TASK DESCRIPTION -
Find the lines containing the word "lường" and copy every one of them.

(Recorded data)

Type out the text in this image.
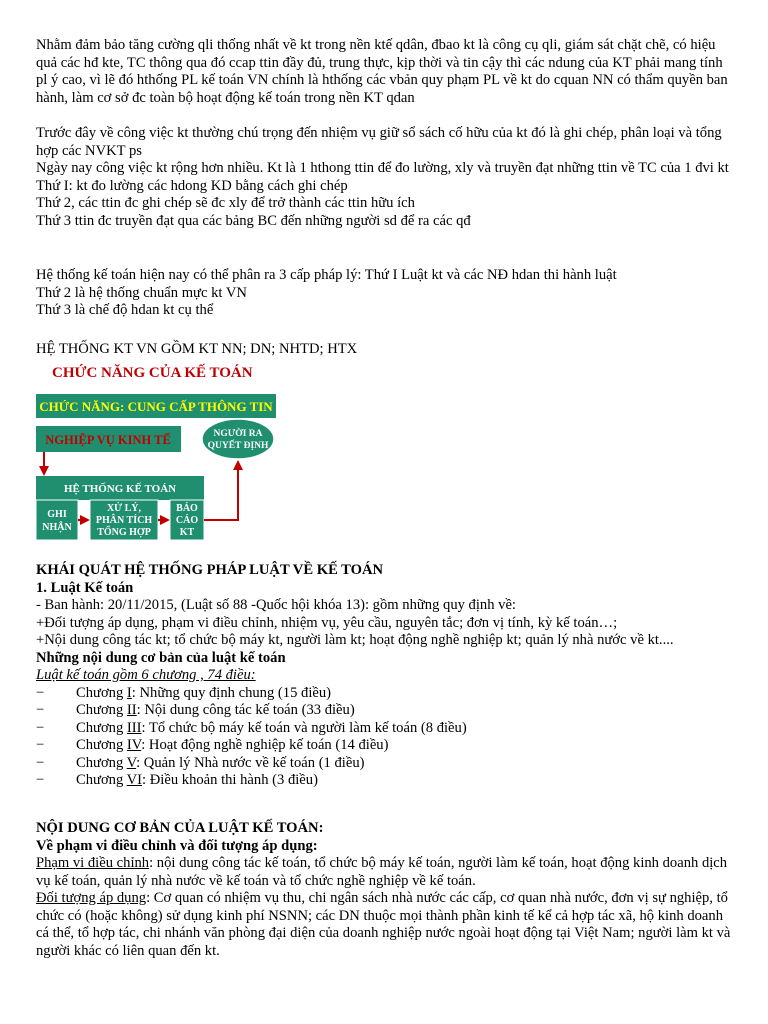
Nhằm đảm bảo tăng cường qli thống nhất về kt trong nền ktế qdân, đbao kt là công cụ qli, giám sát chặt chẽ, có hiệu quả các hđ kte, TC thông qua đó ccap ttin đầy đủ, trung thực, kịp thời và tin cậy thì các ndung của KT phải mang tính pl ý cao, vì lẽ đó hthống PL kế toán VN chính là hthống các vbản quy phạm PL về kt do cquan NN có thẩm quyền ban hành, làm cơ sở đc toàn bộ hoạt động kế toán trong nền KT qdan

Trước đây về công việc kt thường chú trọng đến nhiệm vụ giữ sổ sách cố hữu của kt đó là ghi chép, phân loại và tổng hợp các NVKT ps

Ngày nay công việc kt rộng hơn nhiều. Kt là 1 hthong ttin để đo lường, xly và truyền đạt những ttin về TC của 1 đvi kt

Thứ I: kt đo lường các hdong KD bằng cách ghi chép

Thứ 2, các ttin đc ghi chép sẽ đc xly để trở thành các ttin hữu ích

Thứ 3 ttin đc truyền đạt qua các bảng BC đến những người sd để ra các qđ

Hệ thống kế toán hiện nay có thể phân ra 3 cấp pháp lý: Thứ I Luật kt và các NĐ hdan thi hành luật

Thứ 2 là hệ thống chuẩn mực kt VN

Thứ 3 là chế độ hdan kt cụ thể

HỆ THỐNG KT VN GỒM KT NN; DN; NHTD; HTX

CHỨC NĂNG CỦA KẾ TOÁN
CHỨC NĂNG: CUNG CẤP THÔNG TIN
NGHIỆP VỤ KINH TẾ	NGƯỜI RA
QUYẾT ĐỊNH
HỆ THỐNG KẾ TOÁN
GHI
NHẬN
XỬ LÝ,
PHÂN TÍCH
TỔNG HỢP
BÁO
CÁO
KT

KHÁI QUÁT HỆ THỐNG PHÁP LUẬT VỀ KẾ TOÁN

1. Luật Kế toán

- Ban hành: 20/11/2015, (Luật số 88 -Quốc hội khóa 13): gồm những quy định về:

+Đối tượng áp dụng, phạm vi điều chỉnh, nhiệm vụ, yêu cầu, nguyên tắc; đơn vị tính, kỳ kế toán…;

+Nội dung công tác kt; tổ chức bộ máy kt, người làm kt; hoạt động nghề nghiệp kt; quản lý nhà nước về kt....

Những nội dung cơ bản của luật kế toán

Luật kế toán gồm 6 chương , 74 điều:

−	Chương I: Những quy định chung (15 điều)
−	Chương II: Nội dung công tác kế toán (33 điều)
−	Chương III: Tổ chức bộ máy kế toán và người làm kế toán (8 điều)
−	Chương IV: Hoạt động nghề nghiệp kế toán (14 điều)
−	Chương V: Quản lý Nhà nước về kế toán (1 điều)
−	Chương VI: Điều khoản thi hành (3 điều)

NỘI DUNG CƠ BẢN CỦA LUẬT KẾ TOÁN:

Về phạm vi điều chỉnh và đối tượng áp dụng:

Phạm vi điều chỉnh: nội dung công tác kế toán, tổ chức bộ máy kế toán, người làm kế toán, hoạt động kinh doanh dịch vụ kế toán, quản lý nhà nước về kế toán và tổ chức nghề nghiệp về kế toán.

Đối tượng áp dụng: Cơ quan có nhiệm vụ thu, chi ngân sách nhà nước các cấp, cơ quan nhà nước, đơn vị sự nghiệp, tổ chức có (hoặc không) sử dụng kinh phí NSNN; các DN thuộc mọi thành phần kinh tế kể cả hợp tác xã, hộ kinh doanh cá thể, tổ hợp tác, chi nhánh văn phòng đại diện của doanh nghiệp nước ngoài hoạt động tại Việt Nam; người làm kt và người khác có liên quan đến kt.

SOLUTION -
Ngày nay công việc kt rộng hơn nhiều. Kt là 1 hthong ttin để đo lường, xly và truyền đạt những ttin về TC của 1 đvi kt
Thứ I: kt đo lường các hdong KD bằng cách ghi chép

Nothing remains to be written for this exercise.